** Start **

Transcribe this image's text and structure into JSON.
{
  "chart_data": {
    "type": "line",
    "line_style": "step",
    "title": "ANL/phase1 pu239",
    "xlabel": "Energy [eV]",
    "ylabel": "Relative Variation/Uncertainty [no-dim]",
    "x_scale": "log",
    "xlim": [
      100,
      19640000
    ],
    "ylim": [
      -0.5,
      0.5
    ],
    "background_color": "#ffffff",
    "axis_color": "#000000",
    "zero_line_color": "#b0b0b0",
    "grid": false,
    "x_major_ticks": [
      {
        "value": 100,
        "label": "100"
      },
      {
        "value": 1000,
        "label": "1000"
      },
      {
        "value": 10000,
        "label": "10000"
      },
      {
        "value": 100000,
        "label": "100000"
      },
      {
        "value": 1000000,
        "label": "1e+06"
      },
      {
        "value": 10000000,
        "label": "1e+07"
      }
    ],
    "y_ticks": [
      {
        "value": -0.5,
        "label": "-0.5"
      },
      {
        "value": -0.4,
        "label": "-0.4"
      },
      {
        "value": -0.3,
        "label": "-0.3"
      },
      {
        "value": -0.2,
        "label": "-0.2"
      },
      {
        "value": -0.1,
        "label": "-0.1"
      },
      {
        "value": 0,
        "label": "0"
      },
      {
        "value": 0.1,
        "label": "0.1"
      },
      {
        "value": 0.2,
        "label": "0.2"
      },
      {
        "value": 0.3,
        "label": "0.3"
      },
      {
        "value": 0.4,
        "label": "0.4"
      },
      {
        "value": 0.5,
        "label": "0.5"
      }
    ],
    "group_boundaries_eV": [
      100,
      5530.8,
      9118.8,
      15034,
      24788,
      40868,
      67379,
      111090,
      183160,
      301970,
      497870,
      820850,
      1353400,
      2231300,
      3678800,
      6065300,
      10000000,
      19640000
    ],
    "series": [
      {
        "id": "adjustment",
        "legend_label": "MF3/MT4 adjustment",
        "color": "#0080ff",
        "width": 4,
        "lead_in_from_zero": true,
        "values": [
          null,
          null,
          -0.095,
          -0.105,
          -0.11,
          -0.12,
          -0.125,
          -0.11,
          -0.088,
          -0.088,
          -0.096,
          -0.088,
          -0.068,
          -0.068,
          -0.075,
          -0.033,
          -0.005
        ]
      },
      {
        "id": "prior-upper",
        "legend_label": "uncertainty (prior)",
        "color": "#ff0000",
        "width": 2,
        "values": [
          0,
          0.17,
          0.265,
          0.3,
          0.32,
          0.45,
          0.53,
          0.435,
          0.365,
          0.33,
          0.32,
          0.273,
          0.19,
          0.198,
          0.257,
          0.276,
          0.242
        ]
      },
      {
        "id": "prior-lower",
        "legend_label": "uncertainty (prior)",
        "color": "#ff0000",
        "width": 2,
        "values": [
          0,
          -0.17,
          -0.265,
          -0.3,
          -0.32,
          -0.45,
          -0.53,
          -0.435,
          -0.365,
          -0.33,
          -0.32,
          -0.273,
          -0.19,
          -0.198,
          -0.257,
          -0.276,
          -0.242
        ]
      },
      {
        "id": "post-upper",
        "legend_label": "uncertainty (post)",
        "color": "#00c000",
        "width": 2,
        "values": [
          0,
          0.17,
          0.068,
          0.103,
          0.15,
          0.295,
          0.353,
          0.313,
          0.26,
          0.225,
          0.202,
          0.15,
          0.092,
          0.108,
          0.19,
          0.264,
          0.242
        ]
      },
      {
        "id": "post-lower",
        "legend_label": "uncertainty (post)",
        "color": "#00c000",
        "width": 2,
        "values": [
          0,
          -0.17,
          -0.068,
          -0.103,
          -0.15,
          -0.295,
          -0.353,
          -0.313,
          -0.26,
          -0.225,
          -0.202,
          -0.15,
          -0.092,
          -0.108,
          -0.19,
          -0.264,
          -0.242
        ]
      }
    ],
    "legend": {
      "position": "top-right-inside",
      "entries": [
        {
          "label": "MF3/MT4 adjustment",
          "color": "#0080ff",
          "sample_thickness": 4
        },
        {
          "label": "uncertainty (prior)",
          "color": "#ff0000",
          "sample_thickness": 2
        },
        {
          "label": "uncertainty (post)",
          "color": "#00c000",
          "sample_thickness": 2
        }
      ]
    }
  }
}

** End **

- _Task to carry out_:
Produce an exact copy of the whole listing.

- _Exercise output_:
Transcribe this image's text and structure into JSON.
{
  "chart_data": {
    "type": "line",
    "line_style": "step",
    "title": "ANL/phase1 pu239",
    "xlabel": "Energy [eV]",
    "ylabel": "Relative Variation/Uncertainty [no-dim]",
    "x_scale": "log",
    "xlim": [
      100,
      19640000
    ],
    "ylim": [
      -0.5,
      0.5
    ],
    "background_color": "#ffffff",
    "axis_color": "#000000",
    "zero_line_color": "#b0b0b0",
    "grid": false,
    "x_major_ticks": [
      {
        "value": 100,
        "label": "100"
      },
      {
        "value": 1000,
        "label": "1000"
      },
      {
        "value": 10000,
        "label": "10000"
      },
      {
        "value": 100000,
        "label": "100000"
      },
      {
        "value": 1000000,
        "label": "1e+06"
      },
      {
        "value": 10000000,
        "label": "1e+07"
      }
    ],
    "y_ticks": [
      {
        "value": -0.5,
        "label": "-0.5"
      },
      {
        "value": -0.4,
        "label": "-0.4"
      },
      {
        "value": -0.3,
        "label": "-0.3"
      },
      {
        "value": -0.2,
        "label": "-0.2"
      },
      {
        "value": -0.1,
        "label": "-0.1"
      },
      {
        "value": 0,
        "label": "0"
      },
      {
        "value": 0.1,
        "label": "0.1"
      },
      {
        "value": 0.2,
        "label": "0.2"
      },
      {
        "value": 0.3,
        "label": "0.3"
      },
      {
        "value": 0.4,
        "label": "0.4"
      },
      {
        "value": 0.5,
        "label": "0.5"
      }
    ],
    "group_boundaries_eV": [
      100,
      5530.8,
      9118.8,
      15034,
      24788,
      40868,
      67379,
      111090,
      183160,
      301970,
      497870,
      820850,
      1353400,
      2231300,
      3678800,
      6065300,
      10000000,
      19640000
    ],
    "series": [
      {
        "id": "adjustment",
        "legend_label": "MF3/MT4 adjustment",
        "color": "#0080ff",
        "width": 4,
        "lead_in_from_zero": true,
        "values": [
          null,
          null,
          -0.095,
          -0.105,
          -0.11,
          -0.12,
          -0.125,
          -0.11,
          -0.088,
          -0.088,
          -0.096,
          -0.088,
          -0.068,
          -0.068,
          -0.075,
          -0.033,
          -0.005
        ]
      },
      {
        "id": "prior-upper",
        "legend_label": "uncertainty (prior)",
        "color": "#ff0000",
        "width": 2,
        "values": [
          0,
          0.17,
          0.265,
          0.3,
          0.32,
          0.45,
          0.53,
          0.435,
          0.365,
          0.33,
          0.32,
          0.273,
          0.19,
          0.198,
          0.257,
          0.276,
          0.242
        ]
      },
      {
        "id": "prior-lower",
        "legend_label": "uncertainty (prior)",
        "color": "#ff0000",
        "width": 2,
        "values": [
          0,
          -0.17,
          -0.265,
          -0.3,
          -0.32,
          -0.45,
          -0.53,
          -0.435,
          -0.365,
          -0.33,
          -0.32,
          -0.273,
          -0.19,
          -0.198,
          -0.257,
          -0.276,
          -0.242
        ]
      },
      {
        "id": "post-upper",
        "legend_label": "uncertainty (post)",
        "color": "#00c000",
        "width": 2,
        "values": [
          0,
          0.17,
          0.068,
          0.103,
          0.15,
          0.295,
          0.353,
          0.313,
          0.26,
          0.225,
          0.202,
          0.15,
          0.092,
          0.108,
          0.19,
          0.264,
          0.242
        ]
      },
      {
        "id": "post-lower",
        "legend_label": "uncertainty (post)",
        "color": "#00c000",
        "width": 2,
        "values": [
          0,
          -0.17,
          -0.068,
          -0.103,
          -0.15,
          -0.295,
          -0.353,
          -0.313,
          -0.26,
          -0.225,
          -0.202,
          -0.15,
          -0.092,
          -0.108,
          -0.19,
          -0.264,
          -0.242
        ]
      }
    ],
    "legend": {
      "position": "top-right-inside",
      "entries": [
        {
          "label": "MF3/MT4 adjustment",
          "color": "#0080ff",
          "sample_thickness": 4
        },
        {
          "label": "uncertainty (prior)",
          "color": "#ff0000",
          "sample_thickness": 2
        },
        {
          "label": "uncertainty (post)",
          "color": "#00c000",
          "sample_thickness": 2
        }
      ]
    }
  }
}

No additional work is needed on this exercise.